### Text for analysis
═══

Maybe the asshats want the 2nd to read (as it probably does to them), “the privilege of possessing firearms MAY be immune from interference from the govt or other busybodies unless it’s for the safety of the children being raised by the village.”.
As a consequence of parents not making sure that their children were being taught the federal government's constitutionally limited powers, voters were clueless to major corruption on the Supreme Court when FDR's actvist judges decided Wickard v. Filburn in Congress's favor in 1942.
More specifically, pro-big federal government justices wrongly ignored that Thomas Jefferson, using terms like "does not extend" and "exclusively," had officially clarified that Congress has no business sticking its big nose into intrastate commerce.
For the power given to Congress by the Constitution does not extend to the internal regulation of the commerce of a State, (that is to say of the commerce between citizen and citizen,) which remain exclusively [emphases added] with its own legislature; but to its external commerce only, that is to say, its commerce with another State, or with foreign nations, or with the Indian tribes. Thomas Jefferson, Jeffersons Opinion on the Constitutionality of a National Bank : 1791.
But who cares what Thomas Jefferson said about the Commerce Clause? After all, Thomas Jefferson was not a Supreme Court justice.
It turns out that FDR's crony justices had also wrongly ignored that a previous generation of justices, contemporaries of Jefferson, had officially clarified the scope of Congress's Commerce Clause powers, essentially reflecting what Jefferson had written about that clause.
State inspection laws, health laws, and laws for regulating the internal commerce of a State, and those which respect turnpike roads, ferries, &c. are not within the power granted to Congress [emphases added]. Gibbons v. Ogden, 1824.

═══

### Structured page parsing data
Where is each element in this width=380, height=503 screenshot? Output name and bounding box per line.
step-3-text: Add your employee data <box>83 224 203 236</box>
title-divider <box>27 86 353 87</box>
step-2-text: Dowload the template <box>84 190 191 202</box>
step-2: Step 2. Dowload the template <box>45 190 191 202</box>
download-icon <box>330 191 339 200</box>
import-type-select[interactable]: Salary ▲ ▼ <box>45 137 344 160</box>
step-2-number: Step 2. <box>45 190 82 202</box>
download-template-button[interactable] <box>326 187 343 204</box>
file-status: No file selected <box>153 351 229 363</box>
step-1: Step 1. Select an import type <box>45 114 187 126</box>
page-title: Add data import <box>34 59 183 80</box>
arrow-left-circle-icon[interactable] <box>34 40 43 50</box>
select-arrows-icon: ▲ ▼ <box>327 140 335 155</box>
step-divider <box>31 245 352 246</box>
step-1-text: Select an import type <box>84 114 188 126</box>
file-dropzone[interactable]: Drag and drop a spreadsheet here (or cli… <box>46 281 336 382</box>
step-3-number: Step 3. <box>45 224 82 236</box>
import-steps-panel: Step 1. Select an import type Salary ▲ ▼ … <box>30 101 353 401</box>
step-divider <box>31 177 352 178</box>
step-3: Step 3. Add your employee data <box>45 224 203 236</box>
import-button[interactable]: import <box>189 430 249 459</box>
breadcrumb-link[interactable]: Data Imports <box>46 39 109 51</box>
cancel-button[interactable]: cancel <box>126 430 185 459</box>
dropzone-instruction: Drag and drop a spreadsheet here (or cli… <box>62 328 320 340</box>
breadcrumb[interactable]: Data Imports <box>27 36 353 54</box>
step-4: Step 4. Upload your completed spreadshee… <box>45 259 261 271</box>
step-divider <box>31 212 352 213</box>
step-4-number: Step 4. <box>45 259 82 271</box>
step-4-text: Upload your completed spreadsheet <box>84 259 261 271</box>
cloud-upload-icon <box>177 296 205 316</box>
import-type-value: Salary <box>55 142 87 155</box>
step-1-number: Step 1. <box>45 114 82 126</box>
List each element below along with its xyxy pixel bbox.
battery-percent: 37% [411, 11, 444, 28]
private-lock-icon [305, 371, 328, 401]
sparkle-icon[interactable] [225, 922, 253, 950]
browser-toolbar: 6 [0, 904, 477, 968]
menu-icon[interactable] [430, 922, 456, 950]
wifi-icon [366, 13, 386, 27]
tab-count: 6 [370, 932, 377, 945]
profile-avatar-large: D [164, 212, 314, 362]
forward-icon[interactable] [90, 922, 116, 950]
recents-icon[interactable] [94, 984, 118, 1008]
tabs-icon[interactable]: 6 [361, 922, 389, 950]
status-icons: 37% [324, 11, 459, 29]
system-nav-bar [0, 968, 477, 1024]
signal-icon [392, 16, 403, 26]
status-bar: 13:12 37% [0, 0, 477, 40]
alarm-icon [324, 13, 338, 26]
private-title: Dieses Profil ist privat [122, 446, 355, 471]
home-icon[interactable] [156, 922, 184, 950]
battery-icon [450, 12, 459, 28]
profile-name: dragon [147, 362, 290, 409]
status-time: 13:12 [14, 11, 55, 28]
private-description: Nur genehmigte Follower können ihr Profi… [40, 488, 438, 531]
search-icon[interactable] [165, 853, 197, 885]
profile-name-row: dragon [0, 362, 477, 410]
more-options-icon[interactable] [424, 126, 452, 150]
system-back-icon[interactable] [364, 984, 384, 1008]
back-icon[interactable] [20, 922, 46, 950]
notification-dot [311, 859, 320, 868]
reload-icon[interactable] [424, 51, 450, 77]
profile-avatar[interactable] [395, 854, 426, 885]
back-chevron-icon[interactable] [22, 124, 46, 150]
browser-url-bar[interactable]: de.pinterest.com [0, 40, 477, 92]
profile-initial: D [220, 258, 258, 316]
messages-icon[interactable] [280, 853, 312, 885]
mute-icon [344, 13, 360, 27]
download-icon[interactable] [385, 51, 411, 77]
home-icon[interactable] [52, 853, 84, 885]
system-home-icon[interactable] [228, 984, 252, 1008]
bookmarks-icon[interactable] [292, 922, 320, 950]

═══

### What you will do
(1) Answer these questions about the commentary on the Commerce Clause:
(a) In what year does the commentary say Wickard v. Filburn was decided?
(b) Which two terms does it say Jefferson used?
(c) What year is given for Gibbons v. Ogden?
(2) Rewrite the commentary on the Commerce Clause from "For the power" to "Supreme Court justice.", changing "foreign nations" to "other countries".
(3) State whether each statement agrees with the commentary on the Commerce Clause:
(a) Thomas Jefferson was a Supreme Court justice.
(b) Wickard v. Filburn was decided in Congress's favor.
(c) Gibbons v. Ogden places ferries within the power granted to Congress.

### Answers to the tasks
(1)
(a) 1942
(b) "does not extend" and "exclusively"
(c) 1824

(2)
For the power given to Congress by the Constitution does not extend to the internal regulation of the commerce of a State, (that is to say of the commerce between citizen and citizen,) which remain exclusively [emphases added] with its own legislature; but to its external commerce only, that is to say, its commerce with another State, or with other countries, or with the Indian tribes. Thomas Jefferson, Jeffersons Opinion on the Constitutionality of a National Bank : 1791.
But who cares what Thomas Jefferson said about the Commerce Clause? After all, Thomas Jefferson was not a Supreme Court justice.

(3)
(a) No: "Thomas Jefferson was not a Supreme Court justice."
(b) Yes: "decided Wickard v. Filburn in Congress's favor in 1942"
(c) No: "and those which respect turnpike roads, ferries, &c. are not within the power granted to Congress"